## Aim of the task
Reproduce the material word for word, starting with its first line and continuing through the line with "time-axis-label: Aug: [485, 786, 505, 798]", and include both of those lines.

## Material for this task
+--
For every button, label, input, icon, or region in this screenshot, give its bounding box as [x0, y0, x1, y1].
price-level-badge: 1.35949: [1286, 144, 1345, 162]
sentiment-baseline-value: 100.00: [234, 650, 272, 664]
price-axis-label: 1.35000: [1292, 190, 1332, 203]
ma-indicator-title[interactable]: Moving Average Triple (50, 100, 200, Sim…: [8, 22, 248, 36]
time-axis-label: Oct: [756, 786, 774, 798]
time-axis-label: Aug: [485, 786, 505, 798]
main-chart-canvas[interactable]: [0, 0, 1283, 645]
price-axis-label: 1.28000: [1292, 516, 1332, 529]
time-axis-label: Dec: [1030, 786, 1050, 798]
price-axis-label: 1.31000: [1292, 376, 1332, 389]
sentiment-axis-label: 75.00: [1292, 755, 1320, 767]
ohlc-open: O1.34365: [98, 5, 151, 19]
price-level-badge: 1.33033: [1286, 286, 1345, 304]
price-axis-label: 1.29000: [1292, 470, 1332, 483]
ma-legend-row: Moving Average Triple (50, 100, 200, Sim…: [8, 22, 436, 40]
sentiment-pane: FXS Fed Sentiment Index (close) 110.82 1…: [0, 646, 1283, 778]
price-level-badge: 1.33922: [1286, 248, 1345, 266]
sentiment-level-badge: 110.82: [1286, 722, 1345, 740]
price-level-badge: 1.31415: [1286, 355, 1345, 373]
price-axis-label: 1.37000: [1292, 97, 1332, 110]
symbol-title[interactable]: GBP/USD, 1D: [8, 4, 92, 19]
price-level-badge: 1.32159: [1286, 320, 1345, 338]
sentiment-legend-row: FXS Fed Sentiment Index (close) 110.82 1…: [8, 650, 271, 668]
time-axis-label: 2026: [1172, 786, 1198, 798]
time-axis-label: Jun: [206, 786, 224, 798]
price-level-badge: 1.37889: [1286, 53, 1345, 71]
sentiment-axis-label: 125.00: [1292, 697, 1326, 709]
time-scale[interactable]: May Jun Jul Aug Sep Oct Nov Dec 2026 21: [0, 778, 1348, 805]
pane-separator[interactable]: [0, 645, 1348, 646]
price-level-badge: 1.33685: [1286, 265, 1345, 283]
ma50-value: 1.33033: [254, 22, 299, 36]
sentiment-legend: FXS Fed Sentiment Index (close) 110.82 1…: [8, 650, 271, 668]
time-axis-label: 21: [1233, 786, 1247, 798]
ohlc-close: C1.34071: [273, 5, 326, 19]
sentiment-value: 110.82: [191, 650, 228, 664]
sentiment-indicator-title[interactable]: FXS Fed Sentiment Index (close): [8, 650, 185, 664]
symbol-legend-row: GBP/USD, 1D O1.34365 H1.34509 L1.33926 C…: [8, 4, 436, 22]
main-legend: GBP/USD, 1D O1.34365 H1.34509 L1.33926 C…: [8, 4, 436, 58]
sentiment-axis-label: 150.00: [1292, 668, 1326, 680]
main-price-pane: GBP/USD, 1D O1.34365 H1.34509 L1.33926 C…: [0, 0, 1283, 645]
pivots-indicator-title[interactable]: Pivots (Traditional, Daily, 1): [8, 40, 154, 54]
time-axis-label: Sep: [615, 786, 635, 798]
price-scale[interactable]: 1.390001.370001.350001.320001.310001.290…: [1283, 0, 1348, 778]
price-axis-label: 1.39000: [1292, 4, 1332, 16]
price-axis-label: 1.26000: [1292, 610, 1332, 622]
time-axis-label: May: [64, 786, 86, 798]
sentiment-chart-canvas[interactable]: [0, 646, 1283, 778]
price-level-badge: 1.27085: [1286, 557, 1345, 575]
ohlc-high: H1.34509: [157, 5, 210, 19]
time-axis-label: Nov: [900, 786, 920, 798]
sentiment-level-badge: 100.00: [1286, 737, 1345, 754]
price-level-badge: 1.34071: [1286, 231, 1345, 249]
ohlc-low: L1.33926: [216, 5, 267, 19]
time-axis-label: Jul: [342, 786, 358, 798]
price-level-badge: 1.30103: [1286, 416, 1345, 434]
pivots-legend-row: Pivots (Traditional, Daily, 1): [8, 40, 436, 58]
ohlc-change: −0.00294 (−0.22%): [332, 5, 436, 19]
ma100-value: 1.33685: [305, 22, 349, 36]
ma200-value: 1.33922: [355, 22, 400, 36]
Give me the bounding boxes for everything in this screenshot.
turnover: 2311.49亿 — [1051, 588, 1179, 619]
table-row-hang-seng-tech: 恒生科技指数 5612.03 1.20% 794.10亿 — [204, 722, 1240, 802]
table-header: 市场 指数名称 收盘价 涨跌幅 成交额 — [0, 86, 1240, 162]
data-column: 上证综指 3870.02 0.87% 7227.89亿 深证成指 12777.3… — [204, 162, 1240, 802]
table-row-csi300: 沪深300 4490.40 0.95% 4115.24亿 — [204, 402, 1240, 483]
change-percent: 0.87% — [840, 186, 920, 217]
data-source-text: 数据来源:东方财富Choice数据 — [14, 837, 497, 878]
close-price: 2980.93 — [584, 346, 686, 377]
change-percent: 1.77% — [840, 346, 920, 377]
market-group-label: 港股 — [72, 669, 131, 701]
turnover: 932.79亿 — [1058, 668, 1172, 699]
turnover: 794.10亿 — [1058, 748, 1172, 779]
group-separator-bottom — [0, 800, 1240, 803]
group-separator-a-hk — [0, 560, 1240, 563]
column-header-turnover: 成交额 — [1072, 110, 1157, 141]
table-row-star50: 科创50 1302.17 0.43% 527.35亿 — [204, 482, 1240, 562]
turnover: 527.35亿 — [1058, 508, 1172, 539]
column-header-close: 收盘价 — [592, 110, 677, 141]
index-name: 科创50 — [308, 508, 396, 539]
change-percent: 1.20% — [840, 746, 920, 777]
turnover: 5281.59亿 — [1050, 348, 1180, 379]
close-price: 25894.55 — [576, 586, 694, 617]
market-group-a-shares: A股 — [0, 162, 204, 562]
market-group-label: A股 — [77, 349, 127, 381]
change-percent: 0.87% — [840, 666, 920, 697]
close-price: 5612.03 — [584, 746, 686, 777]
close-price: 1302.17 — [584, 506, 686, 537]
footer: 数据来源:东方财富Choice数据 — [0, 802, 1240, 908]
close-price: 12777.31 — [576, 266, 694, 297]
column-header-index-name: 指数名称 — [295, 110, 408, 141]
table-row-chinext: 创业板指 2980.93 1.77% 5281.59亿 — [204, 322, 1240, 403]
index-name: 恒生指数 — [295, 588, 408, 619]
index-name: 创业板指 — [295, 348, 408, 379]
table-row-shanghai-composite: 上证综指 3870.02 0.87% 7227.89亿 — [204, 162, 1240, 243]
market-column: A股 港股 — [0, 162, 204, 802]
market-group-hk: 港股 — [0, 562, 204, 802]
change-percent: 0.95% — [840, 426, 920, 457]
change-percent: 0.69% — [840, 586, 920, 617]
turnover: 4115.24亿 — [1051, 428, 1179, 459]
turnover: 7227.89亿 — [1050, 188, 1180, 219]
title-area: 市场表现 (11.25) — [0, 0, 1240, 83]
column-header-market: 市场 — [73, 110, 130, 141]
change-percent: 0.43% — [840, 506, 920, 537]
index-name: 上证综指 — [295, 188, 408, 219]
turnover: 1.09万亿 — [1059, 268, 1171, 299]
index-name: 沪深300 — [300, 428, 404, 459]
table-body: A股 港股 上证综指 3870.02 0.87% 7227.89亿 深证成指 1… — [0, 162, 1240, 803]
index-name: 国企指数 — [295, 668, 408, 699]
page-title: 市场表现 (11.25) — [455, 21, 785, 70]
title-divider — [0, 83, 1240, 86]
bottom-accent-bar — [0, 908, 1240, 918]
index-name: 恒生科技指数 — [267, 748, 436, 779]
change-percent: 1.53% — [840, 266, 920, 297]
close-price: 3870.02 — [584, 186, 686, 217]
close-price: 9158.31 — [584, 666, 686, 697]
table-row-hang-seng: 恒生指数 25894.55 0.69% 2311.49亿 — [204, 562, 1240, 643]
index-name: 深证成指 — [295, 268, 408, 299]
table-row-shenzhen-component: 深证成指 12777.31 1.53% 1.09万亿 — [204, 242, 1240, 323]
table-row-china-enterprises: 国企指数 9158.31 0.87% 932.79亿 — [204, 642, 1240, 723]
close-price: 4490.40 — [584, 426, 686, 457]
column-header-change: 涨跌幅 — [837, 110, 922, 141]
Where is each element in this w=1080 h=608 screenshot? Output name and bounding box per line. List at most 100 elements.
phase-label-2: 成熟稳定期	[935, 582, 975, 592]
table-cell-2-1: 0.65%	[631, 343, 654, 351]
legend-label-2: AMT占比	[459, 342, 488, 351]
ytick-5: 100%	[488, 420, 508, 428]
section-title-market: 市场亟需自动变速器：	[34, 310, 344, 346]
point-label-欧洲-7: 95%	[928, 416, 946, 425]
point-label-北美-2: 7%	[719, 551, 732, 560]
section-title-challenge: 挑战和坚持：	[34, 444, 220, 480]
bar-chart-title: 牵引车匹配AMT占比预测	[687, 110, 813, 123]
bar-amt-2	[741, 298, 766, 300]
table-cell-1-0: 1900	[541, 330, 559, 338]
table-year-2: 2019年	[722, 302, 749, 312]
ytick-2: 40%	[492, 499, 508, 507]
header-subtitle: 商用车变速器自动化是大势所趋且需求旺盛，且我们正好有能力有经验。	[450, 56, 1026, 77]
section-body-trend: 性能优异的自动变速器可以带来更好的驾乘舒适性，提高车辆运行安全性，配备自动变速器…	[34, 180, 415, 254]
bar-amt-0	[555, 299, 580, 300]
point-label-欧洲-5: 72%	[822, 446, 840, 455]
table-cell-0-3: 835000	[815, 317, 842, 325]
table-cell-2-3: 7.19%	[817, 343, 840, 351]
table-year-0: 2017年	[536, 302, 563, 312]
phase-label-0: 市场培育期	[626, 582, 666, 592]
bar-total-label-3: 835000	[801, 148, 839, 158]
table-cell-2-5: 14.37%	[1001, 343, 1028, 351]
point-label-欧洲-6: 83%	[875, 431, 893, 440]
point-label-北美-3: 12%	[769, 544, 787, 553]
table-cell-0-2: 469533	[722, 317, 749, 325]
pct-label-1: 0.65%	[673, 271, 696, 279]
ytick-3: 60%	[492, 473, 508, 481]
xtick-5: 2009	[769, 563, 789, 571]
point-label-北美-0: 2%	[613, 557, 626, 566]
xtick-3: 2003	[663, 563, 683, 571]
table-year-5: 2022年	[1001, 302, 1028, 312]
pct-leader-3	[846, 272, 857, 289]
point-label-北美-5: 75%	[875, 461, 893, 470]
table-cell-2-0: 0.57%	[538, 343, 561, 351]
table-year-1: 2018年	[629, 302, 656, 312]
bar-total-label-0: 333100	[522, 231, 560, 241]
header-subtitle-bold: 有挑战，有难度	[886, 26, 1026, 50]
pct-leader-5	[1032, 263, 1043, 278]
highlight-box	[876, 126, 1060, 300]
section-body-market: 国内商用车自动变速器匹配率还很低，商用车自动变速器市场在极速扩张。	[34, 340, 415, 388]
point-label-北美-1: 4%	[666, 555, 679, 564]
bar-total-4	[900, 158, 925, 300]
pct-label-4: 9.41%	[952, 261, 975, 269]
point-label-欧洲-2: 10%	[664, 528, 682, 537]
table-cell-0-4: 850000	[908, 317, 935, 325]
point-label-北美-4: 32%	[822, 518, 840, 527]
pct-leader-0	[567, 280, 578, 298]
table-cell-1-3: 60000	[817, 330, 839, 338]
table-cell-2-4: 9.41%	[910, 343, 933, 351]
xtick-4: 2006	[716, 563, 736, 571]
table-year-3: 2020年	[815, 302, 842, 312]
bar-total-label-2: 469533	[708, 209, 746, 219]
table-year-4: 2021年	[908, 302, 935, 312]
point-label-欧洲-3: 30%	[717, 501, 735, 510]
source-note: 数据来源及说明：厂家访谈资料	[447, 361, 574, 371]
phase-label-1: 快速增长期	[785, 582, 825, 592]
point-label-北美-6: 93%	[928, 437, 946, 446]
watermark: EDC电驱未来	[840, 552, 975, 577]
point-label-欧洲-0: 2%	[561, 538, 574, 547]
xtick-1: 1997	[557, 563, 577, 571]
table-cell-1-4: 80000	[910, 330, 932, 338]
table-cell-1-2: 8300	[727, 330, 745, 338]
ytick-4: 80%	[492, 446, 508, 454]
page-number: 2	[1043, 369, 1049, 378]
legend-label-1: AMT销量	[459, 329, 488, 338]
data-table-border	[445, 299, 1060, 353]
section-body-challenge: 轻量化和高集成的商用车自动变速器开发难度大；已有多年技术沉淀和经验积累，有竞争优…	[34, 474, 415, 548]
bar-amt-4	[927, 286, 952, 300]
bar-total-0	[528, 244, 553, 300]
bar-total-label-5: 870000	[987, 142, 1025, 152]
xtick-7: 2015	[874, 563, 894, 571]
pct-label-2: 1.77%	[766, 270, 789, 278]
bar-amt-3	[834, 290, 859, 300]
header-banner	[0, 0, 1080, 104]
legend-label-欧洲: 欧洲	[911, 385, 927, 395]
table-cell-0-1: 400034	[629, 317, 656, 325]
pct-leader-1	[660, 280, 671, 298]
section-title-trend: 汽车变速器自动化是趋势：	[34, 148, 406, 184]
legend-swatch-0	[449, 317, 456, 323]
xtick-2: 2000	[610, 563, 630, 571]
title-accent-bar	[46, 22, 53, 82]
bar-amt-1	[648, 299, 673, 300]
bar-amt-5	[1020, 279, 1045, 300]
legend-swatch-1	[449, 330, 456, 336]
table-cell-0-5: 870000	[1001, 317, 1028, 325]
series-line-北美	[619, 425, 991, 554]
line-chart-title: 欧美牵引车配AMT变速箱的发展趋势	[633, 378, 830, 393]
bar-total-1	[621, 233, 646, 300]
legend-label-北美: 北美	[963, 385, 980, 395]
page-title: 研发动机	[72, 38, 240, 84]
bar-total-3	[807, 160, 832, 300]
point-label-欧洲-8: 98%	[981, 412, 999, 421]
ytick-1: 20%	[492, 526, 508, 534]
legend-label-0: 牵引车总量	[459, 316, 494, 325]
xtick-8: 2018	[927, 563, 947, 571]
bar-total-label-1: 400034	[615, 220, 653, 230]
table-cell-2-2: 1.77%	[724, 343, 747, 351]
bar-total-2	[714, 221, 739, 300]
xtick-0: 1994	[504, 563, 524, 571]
+--
## Task answer
For every button, label, input, icon, or region in this screenshot, give its bounding box as [x0, y0, x1, y1].
price-level-badge: 1.35949: [1286, 144, 1345, 162]
sentiment-baseline-value: 100.00: [234, 650, 272, 664]
price-axis-label: 1.35000: [1292, 190, 1332, 203]
ma-indicator-title[interactable]: Moving Average Triple (50, 100, 200, Sim…: [8, 22, 248, 36]
time-axis-label: Oct: [756, 786, 774, 798]
time-axis-label: Aug: [485, 786, 505, 798]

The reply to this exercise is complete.